• Material for this exercise
━━━━━━━━━━━━━━━━
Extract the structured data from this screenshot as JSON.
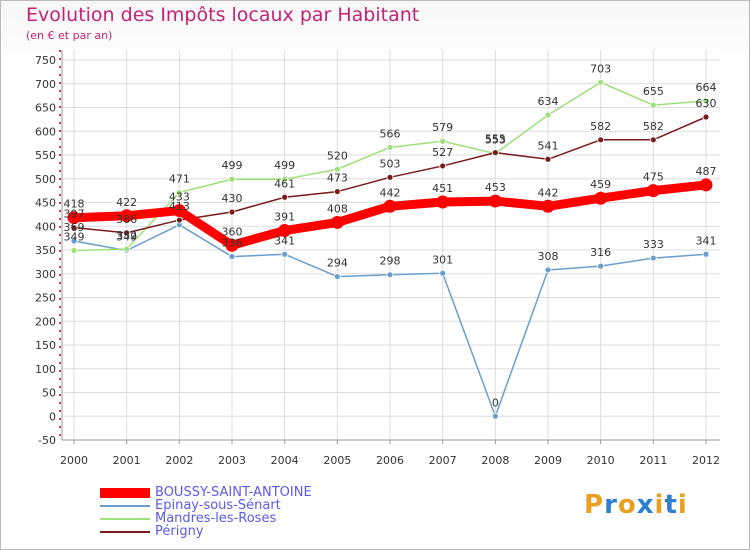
{
  "chart_data": {
    "type": "line",
    "title": "Evolution des Impôts locaux par Habitant",
    "subtitle": "(en € et par an)",
    "xlabel": "",
    "ylabel": "",
    "categories": [
      "2000",
      "2001",
      "2002",
      "2003",
      "2004",
      "2005",
      "2006",
      "2007",
      "2008",
      "2009",
      "2010",
      "2011",
      "2012"
    ],
    "ylim": [
      -50,
      750
    ],
    "yticks": [
      -50,
      0,
      50,
      100,
      150,
      200,
      250,
      300,
      350,
      400,
      450,
      500,
      550,
      600,
      650,
      700,
      750
    ],
    "grid": true,
    "legend_position": "bottom-left",
    "series": [
      {
        "name": "Epinay-sous-Sénart",
        "color": "#6a9ecf",
        "emphasis": false,
        "values": [
          369,
          349,
          403,
          336,
          341,
          294,
          298,
          301,
          0,
          308,
          316,
          333,
          341
        ],
        "labels": [
          "369",
          "349",
          "",
          "336",
          "341",
          "294",
          "298",
          "301",
          "0",
          "308",
          "316",
          "333",
          "341"
        ]
      },
      {
        "name": "Mandres-les-Roses",
        "color": "#9ee07a",
        "emphasis": false,
        "values": [
          349,
          352,
          471,
          499,
          499,
          520,
          566,
          579,
          553,
          634,
          703,
          655,
          664
        ],
        "labels": [
          "349",
          "352",
          "471",
          "499",
          "499",
          "520",
          "566",
          "579",
          "553",
          "634",
          "703",
          "655",
          "664"
        ]
      },
      {
        "name": "Périgny",
        "color": "#7a1a1a",
        "emphasis": false,
        "values": [
          397,
          386,
          413,
          430,
          461,
          473,
          503,
          527,
          555,
          541,
          582,
          582,
          630
        ],
        "labels": [
          "397",
          "386",
          "413",
          "430",
          "461",
          "473",
          "503",
          "527",
          "555",
          "541",
          "582",
          "582",
          "630"
        ]
      },
      {
        "name": "BOUSSY-SAINT-ANTOINE",
        "color": "#ff0000",
        "emphasis": true,
        "values": [
          418,
          422,
          433,
          360,
          391,
          408,
          442,
          451,
          453,
          442,
          459,
          475,
          487
        ],
        "labels": [
          "418",
          "422",
          "433",
          "360",
          "391",
          "408",
          "442",
          "451",
          "453",
          "442",
          "459",
          "475",
          "487"
        ]
      }
    ]
  },
  "legend": {
    "items": [
      {
        "label": "BOUSSY-SAINT-ANTOINE",
        "color": "#ff0000",
        "thick": true
      },
      {
        "label": "Epinay-sous-Sénart",
        "color": "#6a9ecf",
        "thick": false
      },
      {
        "label": "Mandres-les-Roses",
        "color": "#9ee07a",
        "thick": false
      },
      {
        "label": "Périgny",
        "color": "#7a1a1a",
        "thick": false
      }
    ]
  },
  "logo": {
    "letters": [
      {
        "text": "P",
        "color": "#e8a020"
      },
      {
        "text": "r",
        "color": "#2e7fd0"
      },
      {
        "text": "o",
        "color": "#e8a020"
      },
      {
        "text": "x",
        "color": "#2e7fd0"
      },
      {
        "text": "i",
        "color": "#e8a020"
      },
      {
        "text": "t",
        "color": "#2e7fd0"
      },
      {
        "text": "i",
        "color": "#e8a020"
      }
    ]
  }
}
━━━━━━━━━━━━━━━━
• Do this
Transcribe the material exactly, keeping every word and none of the pictures.

• In response
Extract the structured data from this screenshot as JSON.
{
  "chart_data": {
    "type": "line",
    "title": "Evolution des Impôts locaux par Habitant",
    "subtitle": "(en € et par an)",
    "xlabel": "",
    "ylabel": "",
    "categories": [
      "2000",
      "2001",
      "2002",
      "2003",
      "2004",
      "2005",
      "2006",
      "2007",
      "2008",
      "2009",
      "2010",
      "2011",
      "2012"
    ],
    "ylim": [
      -50,
      750
    ],
    "yticks": [
      -50,
      0,
      50,
      100,
      150,
      200,
      250,
      300,
      350,
      400,
      450,
      500,
      550,
      600,
      650,
      700,
      750
    ],
    "grid": true,
    "legend_position": "bottom-left",
    "series": [
      {
        "name": "Epinay-sous-Sénart",
        "color": "#6a9ecf",
        "emphasis": false,
        "values": [
          369,
          349,
          403,
          336,
          341,
          294,
          298,
          301,
          0,
          308,
          316,
          333,
          341
        ],
        "labels": [
          "369",
          "349",
          "",
          "336",
          "341",
          "294",
          "298",
          "301",
          "0",
          "308",
          "316",
          "333",
          "341"
        ]
      },
      {
        "name": "Mandres-les-Roses",
        "color": "#9ee07a",
        "emphasis": false,
        "values": [
          349,
          352,
          471,
          499,
          499,
          520,
          566,
          579,
          553,
          634,
          703,
          655,
          664
        ],
        "labels": [
          "349",
          "352",
          "471",
          "499",
          "499",
          "520",
          "566",
          "579",
          "553",
          "634",
          "703",
          "655",
          "664"
        ]
      },
      {
        "name": "Périgny",
        "color": "#7a1a1a",
        "emphasis": false,
        "values": [
          397,
          386,
          413,
          430,
          461,
          473,
          503,
          527,
          555,
          541,
          582,
          582,
          630
        ],
        "labels": [
          "397",
          "386",
          "413",
          "430",
          "461",
          "473",
          "503",
          "527",
          "555",
          "541",
          "582",
          "582",
          "630"
        ]
      },
      {
        "name": "BOUSSY-SAINT-ANTOINE",
        "color": "#ff0000",
        "emphasis": true,
        "values": [
          418,
          422,
          433,
          360,
          391,
          408,
          442,
          451,
          453,
          442,
          459,
          475,
          487
        ],
        "labels": [
          "418",
          "422",
          "433",
          "360",
          "391",
          "408",
          "442",
          "451",
          "453",
          "442",
          "459",
          "475",
          "487"
        ]
      }
    ]
  },
  "legend": {
    "items": [
      {
        "label": "BOUSSY-SAINT-ANTOINE",
        "color": "#ff0000",
        "thick": true
      },
      {
        "label": "Epinay-sous-Sénart",
        "color": "#6a9ecf",
        "thick": false
      },
      {
        "label": "Mandres-les-Roses",
        "color": "#9ee07a",
        "thick": false
      },
      {
        "label": "Périgny",
        "color": "#7a1a1a",
        "thick": false
      }
    ]
  },
  "logo": {
    "letters": [
      {
        "text": "P",
        "color": "#e8a020"
      },
      {
        "text": "r",
        "color": "#2e7fd0"
      },
      {
        "text": "o",
        "color": "#e8a020"
      },
      {
        "text": "x",
        "color": "#2e7fd0"
      },
      {
        "text": "i",
        "color": "#e8a020"
      },
      {
        "text": "t",
        "color": "#2e7fd0"
      },
      {
        "text": "i",
        "color": "#e8a020"
      }
    ]
  }
}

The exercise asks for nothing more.